(Records)
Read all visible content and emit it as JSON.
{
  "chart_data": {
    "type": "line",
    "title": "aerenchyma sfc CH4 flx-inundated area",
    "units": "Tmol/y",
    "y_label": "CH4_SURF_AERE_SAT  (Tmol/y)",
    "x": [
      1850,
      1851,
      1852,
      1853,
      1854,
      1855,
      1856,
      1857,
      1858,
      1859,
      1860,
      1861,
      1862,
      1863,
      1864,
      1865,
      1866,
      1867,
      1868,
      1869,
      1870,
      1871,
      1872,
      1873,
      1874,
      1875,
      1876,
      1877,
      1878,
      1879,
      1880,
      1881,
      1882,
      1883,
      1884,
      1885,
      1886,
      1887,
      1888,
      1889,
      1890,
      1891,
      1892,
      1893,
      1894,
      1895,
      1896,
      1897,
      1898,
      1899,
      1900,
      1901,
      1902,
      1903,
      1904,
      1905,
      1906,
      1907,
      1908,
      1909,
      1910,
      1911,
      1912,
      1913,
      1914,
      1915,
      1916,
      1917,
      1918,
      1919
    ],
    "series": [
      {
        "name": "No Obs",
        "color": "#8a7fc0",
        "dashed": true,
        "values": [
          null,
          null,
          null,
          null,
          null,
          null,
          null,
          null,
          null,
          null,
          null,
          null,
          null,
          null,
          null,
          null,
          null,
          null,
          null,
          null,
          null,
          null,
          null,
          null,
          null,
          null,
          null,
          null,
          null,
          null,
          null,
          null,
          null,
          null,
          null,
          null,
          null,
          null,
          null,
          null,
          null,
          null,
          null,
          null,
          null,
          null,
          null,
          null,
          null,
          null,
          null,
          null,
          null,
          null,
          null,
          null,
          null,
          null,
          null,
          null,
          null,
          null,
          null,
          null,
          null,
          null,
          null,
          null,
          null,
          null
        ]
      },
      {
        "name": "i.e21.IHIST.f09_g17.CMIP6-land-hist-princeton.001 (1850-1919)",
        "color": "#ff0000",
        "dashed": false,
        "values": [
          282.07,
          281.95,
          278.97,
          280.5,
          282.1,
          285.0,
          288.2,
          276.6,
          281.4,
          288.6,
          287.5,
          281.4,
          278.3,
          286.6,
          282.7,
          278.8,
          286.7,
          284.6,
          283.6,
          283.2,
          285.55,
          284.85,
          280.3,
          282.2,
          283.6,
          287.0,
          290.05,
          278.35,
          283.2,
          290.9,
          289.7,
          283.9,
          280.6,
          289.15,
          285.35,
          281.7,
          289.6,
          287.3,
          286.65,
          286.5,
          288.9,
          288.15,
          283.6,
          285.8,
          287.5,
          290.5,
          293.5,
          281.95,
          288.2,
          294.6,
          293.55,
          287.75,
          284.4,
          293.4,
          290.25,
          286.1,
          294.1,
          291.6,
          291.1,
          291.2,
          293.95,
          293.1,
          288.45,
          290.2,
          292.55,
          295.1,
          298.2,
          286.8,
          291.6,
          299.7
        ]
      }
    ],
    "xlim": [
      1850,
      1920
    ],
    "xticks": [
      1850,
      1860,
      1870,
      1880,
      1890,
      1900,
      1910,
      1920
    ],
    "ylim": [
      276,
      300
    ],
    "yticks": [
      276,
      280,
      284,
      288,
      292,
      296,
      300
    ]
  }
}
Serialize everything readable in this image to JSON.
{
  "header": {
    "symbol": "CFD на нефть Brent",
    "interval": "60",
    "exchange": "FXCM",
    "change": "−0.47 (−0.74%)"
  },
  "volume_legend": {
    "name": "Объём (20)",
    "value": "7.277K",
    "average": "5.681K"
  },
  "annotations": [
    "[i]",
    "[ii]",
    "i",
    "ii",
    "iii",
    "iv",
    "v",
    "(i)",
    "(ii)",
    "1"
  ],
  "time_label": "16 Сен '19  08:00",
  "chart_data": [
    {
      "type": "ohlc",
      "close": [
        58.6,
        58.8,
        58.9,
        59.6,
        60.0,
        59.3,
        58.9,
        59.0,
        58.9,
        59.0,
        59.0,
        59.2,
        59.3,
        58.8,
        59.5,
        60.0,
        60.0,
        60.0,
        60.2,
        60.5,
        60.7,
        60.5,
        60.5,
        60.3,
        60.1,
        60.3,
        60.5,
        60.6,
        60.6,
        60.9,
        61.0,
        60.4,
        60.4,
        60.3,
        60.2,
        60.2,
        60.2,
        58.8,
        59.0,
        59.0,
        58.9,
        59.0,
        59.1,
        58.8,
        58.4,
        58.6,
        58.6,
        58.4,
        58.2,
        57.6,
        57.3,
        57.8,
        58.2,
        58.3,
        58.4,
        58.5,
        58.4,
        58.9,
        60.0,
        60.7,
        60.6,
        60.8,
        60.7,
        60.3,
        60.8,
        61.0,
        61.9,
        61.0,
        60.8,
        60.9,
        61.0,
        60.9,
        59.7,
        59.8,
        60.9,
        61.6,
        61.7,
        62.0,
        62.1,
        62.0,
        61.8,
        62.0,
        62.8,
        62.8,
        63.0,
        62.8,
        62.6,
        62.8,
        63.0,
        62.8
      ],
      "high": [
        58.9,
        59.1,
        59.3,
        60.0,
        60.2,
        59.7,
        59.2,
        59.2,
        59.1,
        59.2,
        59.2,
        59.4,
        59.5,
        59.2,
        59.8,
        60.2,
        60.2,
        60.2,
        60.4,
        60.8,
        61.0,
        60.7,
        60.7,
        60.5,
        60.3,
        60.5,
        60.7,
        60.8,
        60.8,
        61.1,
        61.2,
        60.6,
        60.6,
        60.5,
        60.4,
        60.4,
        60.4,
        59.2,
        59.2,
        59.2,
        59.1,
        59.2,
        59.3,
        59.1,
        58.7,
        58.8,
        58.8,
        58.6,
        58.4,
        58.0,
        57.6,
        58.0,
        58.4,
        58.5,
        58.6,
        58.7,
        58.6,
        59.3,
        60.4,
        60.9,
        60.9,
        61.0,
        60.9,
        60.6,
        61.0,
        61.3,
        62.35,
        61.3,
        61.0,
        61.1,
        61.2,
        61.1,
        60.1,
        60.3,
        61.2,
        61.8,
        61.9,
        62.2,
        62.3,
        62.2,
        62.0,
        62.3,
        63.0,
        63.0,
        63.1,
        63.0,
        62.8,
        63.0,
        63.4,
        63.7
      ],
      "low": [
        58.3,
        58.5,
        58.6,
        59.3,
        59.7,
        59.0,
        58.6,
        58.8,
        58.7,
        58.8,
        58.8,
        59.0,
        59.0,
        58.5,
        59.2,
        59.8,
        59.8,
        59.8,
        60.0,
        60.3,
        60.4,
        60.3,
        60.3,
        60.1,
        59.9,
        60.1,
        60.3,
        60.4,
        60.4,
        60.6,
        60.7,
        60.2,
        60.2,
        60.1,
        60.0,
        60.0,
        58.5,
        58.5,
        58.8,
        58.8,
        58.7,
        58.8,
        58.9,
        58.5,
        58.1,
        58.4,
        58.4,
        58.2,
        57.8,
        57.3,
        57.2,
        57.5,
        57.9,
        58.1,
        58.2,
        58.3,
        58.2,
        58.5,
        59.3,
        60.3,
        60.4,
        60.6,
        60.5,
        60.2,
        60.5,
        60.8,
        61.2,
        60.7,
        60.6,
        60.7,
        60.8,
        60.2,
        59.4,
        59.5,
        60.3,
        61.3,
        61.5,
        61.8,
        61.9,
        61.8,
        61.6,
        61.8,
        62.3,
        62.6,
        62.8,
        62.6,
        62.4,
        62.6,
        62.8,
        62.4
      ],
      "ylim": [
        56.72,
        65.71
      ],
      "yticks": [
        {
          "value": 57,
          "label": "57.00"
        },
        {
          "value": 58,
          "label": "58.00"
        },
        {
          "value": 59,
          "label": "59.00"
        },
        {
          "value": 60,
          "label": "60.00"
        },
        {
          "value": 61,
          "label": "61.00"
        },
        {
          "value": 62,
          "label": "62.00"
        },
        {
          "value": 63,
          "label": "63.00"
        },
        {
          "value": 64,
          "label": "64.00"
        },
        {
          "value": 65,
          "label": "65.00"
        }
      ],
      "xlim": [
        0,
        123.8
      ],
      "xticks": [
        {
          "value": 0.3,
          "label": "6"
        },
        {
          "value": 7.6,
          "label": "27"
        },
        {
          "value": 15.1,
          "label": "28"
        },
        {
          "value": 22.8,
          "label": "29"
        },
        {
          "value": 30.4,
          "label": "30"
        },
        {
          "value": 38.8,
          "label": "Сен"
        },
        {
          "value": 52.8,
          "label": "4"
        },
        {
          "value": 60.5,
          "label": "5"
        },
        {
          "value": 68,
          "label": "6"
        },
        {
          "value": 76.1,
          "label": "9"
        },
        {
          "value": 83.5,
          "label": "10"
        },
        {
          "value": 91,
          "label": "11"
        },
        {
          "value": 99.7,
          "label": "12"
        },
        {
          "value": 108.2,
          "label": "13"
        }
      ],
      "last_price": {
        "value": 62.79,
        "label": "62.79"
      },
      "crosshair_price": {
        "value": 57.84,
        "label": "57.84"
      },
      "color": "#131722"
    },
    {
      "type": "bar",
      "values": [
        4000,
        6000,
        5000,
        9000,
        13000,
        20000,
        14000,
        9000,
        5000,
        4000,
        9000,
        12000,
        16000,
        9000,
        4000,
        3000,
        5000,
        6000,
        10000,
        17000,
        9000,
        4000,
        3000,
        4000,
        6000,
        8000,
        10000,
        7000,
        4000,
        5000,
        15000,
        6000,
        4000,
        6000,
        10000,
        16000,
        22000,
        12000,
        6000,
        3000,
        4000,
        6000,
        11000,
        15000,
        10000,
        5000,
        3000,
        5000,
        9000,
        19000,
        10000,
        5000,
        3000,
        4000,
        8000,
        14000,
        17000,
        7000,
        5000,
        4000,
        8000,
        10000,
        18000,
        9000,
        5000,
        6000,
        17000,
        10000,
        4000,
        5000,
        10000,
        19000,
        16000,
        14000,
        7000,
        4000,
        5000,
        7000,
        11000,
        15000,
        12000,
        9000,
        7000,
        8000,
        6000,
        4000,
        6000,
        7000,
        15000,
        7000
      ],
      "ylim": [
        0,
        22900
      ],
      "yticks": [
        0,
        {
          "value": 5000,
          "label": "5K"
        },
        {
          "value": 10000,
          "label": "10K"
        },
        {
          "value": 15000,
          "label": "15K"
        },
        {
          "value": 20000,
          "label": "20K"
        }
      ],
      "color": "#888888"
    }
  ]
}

*Short problem:*
Search the lines above for the string "JSON" and copy each line that has it.

*The completed task:*
Read all visible content and emit it as JSON.
Serialize everything readable in this image to JSON.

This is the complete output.